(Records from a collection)
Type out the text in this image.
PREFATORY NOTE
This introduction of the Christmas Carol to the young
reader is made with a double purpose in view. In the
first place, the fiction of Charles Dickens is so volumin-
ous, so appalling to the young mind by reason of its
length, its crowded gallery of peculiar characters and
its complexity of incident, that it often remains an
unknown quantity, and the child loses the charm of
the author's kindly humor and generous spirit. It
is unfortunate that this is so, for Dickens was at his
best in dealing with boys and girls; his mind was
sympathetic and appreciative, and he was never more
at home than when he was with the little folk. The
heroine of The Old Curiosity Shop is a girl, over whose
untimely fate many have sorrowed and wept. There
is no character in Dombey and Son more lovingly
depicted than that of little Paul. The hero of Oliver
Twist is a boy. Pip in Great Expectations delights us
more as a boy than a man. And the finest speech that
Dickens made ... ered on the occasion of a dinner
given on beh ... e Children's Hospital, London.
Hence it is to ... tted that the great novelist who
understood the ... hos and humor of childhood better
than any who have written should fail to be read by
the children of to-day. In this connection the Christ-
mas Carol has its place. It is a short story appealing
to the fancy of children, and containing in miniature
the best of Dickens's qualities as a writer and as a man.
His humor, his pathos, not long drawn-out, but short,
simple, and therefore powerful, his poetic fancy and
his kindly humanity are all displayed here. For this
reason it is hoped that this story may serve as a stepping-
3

**Short task**.
Return every entry verbatim.

**Output for this task**.
Type out the text in this image.
PREFATORY NOTE
This introduction of the Christmas Carol to the young
reader is made with a double purpose in view. In the
first place, the fiction of Charles Dickens is so volumin-
ous, so appalling to the young mind by reason of its
length, its crowded gallery of peculiar characters and
its complexity of incident, that it often remains an
unknown quantity, and the child loses the charm of
the author's kindly humor and generous spirit. It
is unfortunate that this is so, for Dickens was at his
best in dealing with boys and girls; his mind was
sympathetic and appreciative, and he was never more
at home than when he was with the little folk. The
heroine of The Old Curiosity Shop is a girl, over whose
untimely fate many have sorrowed and wept. There
is no character in Dombey and Son more lovingly
depicted than that of little Paul. The hero of Oliver
Twist is a boy. Pip in Great Expectations delights us
more as a boy than a man. And the finest speech that
Dickens made ... ered on the occasion of a dinner
given on beh ... e Children's Hospital, London.
Hence it is to ... tted that the great novelist who
understood the ... hos and humor of childhood better
than any who have written should fail to be read by
the children of to-day. In this connection the Christ-
mas Carol has its place. It is a short story appealing
to the fancy of children, and containing in miniature
the best of Dickens's qualities as a writer and as a man.
His humor, his pathos, not long drawn-out, but short,
simple, and therefore powerful, his poetic fancy and
his kindly humanity are all displayed here. For this
reason it is hoped that this story may serve as a stepping-
3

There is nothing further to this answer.